### YOUR GOAL
Each line below should be retyped exactly, with no pictures.

—————

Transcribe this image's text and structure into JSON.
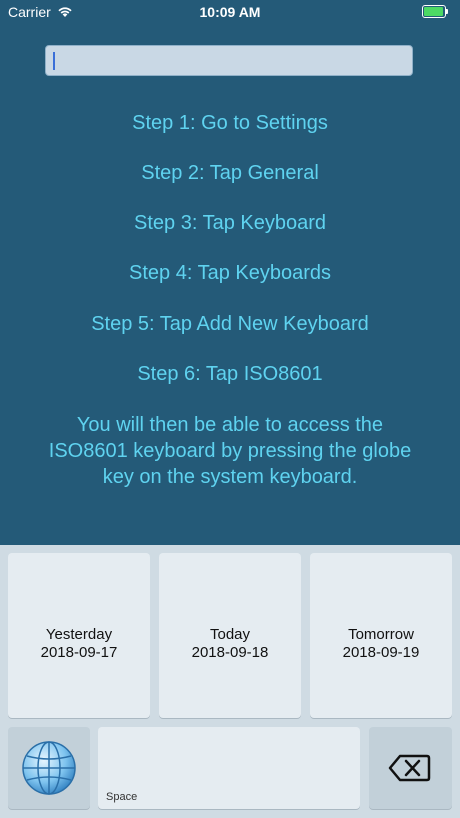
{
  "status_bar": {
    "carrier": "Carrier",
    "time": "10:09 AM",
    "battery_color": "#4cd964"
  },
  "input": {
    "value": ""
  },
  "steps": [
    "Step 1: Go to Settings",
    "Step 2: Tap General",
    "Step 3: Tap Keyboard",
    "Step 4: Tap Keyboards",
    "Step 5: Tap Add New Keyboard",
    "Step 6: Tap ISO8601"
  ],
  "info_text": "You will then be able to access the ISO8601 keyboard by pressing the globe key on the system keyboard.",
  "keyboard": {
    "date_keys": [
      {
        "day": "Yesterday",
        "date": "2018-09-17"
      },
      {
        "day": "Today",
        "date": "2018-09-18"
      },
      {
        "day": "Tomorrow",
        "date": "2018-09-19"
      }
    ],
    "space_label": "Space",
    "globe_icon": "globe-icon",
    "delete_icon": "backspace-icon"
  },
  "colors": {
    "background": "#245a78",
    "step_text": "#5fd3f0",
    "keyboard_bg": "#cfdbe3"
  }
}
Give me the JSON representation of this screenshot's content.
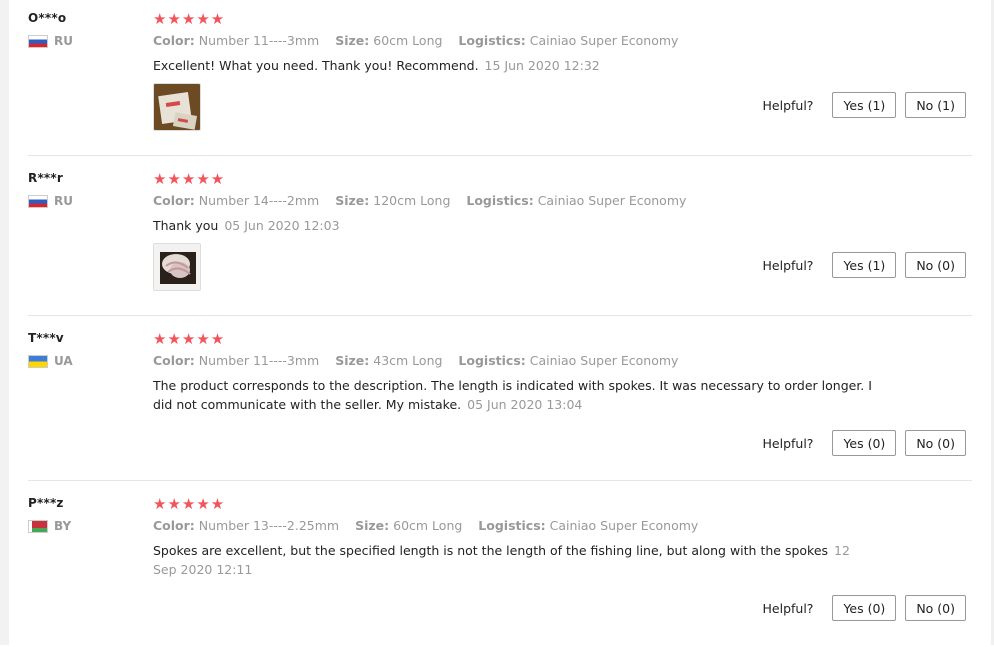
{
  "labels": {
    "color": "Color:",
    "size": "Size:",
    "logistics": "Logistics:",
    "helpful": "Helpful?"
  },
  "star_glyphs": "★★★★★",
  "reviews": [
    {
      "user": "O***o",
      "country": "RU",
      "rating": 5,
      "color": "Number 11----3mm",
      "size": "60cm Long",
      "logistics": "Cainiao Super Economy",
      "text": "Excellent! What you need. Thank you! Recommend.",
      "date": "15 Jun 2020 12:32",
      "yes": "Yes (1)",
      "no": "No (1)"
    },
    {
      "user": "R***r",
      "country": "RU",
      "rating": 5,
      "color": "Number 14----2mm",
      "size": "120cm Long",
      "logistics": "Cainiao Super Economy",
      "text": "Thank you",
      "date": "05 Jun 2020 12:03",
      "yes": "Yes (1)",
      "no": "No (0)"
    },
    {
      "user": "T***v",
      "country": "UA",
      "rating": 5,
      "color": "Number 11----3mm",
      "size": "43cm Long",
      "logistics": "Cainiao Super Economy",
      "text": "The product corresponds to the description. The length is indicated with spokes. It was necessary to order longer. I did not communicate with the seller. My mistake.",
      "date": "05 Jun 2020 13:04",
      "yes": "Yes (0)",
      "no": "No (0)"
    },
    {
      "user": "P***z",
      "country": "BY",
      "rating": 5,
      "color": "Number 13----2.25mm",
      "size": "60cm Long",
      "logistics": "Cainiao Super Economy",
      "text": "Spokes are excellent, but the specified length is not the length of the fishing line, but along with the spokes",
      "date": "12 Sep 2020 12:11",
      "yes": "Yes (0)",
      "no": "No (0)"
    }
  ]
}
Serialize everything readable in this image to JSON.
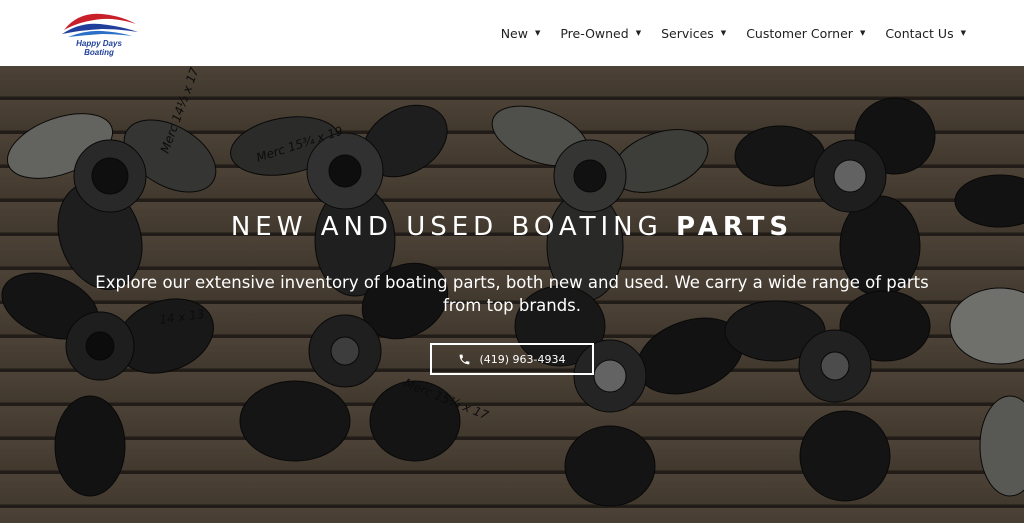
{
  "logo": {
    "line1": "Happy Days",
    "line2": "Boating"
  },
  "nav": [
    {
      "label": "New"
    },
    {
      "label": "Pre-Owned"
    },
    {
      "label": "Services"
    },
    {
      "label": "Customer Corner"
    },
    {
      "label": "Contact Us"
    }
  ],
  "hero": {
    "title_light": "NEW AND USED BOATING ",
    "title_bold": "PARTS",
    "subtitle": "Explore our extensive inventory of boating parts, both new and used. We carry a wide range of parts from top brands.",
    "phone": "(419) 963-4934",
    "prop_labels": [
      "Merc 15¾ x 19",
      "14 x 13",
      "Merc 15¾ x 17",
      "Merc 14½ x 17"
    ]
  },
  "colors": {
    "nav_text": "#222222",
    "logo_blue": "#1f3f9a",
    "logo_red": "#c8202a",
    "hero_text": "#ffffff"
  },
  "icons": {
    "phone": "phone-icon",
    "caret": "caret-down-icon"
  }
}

—————

### RESULT OF THIS EXERCISE
Transcribe this image's text and structure into JSON.
{
  "status_bar": {
    "carrier": "Carrier",
    "time": "10:09 AM",
    "battery_color": "#4cd964"
  },
  "input": {
    "value": ""
  },
  "steps": [
    "Step 1: Go to Settings",
    "Step 2: Tap General",
    "Step 3: Tap Keyboard",
    "Step 4: Tap Keyboards",
    "Step 5: Tap Add New Keyboard",
    "Step 6: Tap ISO8601"
  ],
  "info_text": "You will then be able to access the ISO8601 keyboard by pressing the globe key on the system keyboard.",
  "keyboard": {
    "date_keys": [
      {
        "day": "Yesterday",
        "date": "2018-09-17"
      },
      {
        "day": "Today",
        "date": "2018-09-18"
      },
      {
        "day": "Tomorrow",
        "date": "2018-09-19"
      }
    ],
    "space_label": "Space",
    "globe_icon": "globe-icon",
    "delete_icon": "backspace-icon"
  },
  "colors": {
    "background": "#245a78",
    "step_text": "#5fd3f0",
    "keyboard_bg": "#cfdbe3"
  }
}
Give me the JSON representation of this screenshot's content.
{
  "labels": {
    "color": "Color:",
    "size": "Size:",
    "logistics": "Logistics:",
    "helpful": "Helpful?"
  },
  "star_glyphs": "★★★★★",
  "reviews": [
    {
      "user": "O***o",
      "country": "RU",
      "rating": 5,
      "color": "Number 11----3mm",
      "size": "60cm Long",
      "logistics": "Cainiao Super Economy",
      "text": "Excellent! What you need. Thank you! Recommend.",
      "date": "15 Jun 2020 12:32",
      "yes": "Yes (1)",
      "no": "No (1)"
    },
    {
      "user": "R***r",
      "country": "RU",
      "rating": 5,
      "color": "Number 14----2mm",
      "size": "120cm Long",
      "logistics": "Cainiao Super Economy",
      "text": "Thank you",
      "date": "05 Jun 2020 12:03",
      "yes": "Yes (1)",
      "no": "No (0)"
    },
    {
      "user": "T***v",
      "country": "UA",
      "rating": 5,
      "color": "Number 11----3mm",
      "size": "43cm Long",
      "logistics": "Cainiao Super Economy",
      "text": "The product corresponds to the description. The length is indicated with spokes. It was necessary to order longer. I did not communicate with the seller. My mistake.",
      "date": "05 Jun 2020 13:04",
      "yes": "Yes (0)",
      "no": "No (0)"
    },
    {
      "user": "P***z",
      "country": "BY",
      "rating": 5,
      "color": "Number 13----2.25mm",
      "size": "60cm Long",
      "logistics": "Cainiao Super Economy",
      "text": "Spokes are excellent, but the specified length is not the length of the fishing line, but along with the spokes",
      "date": "12 Sep 2020 12:11",
      "yes": "Yes (0)",
      "no": "No (0)"
    }
  ]
}
Serialize everything readable in this image to JSON.
{
  "logo": {
    "line1": "Happy Days",
    "line2": "Boating"
  },
  "nav": [
    {
      "label": "New"
    },
    {
      "label": "Pre-Owned"
    },
    {
      "label": "Services"
    },
    {
      "label": "Customer Corner"
    },
    {
      "label": "Contact Us"
    }
  ],
  "hero": {
    "title_light": "NEW AND USED BOATING ",
    "title_bold": "PARTS",
    "subtitle": "Explore our extensive inventory of boating parts, both new and used. We carry a wide range of parts from top brands.",
    "phone": "(419) 963-4934",
    "prop_labels": [
      "Merc 15¾ x 19",
      "14 x 13",
      "Merc 15¾ x 17",
      "Merc 14½ x 17"
    ]
  },
  "colors": {
    "nav_text": "#222222",
    "logo_blue": "#1f3f9a",
    "logo_red": "#c8202a",
    "hero_text": "#ffffff"
  },
  "icons": {
    "phone": "phone-icon",
    "caret": "caret-down-icon"
  }
}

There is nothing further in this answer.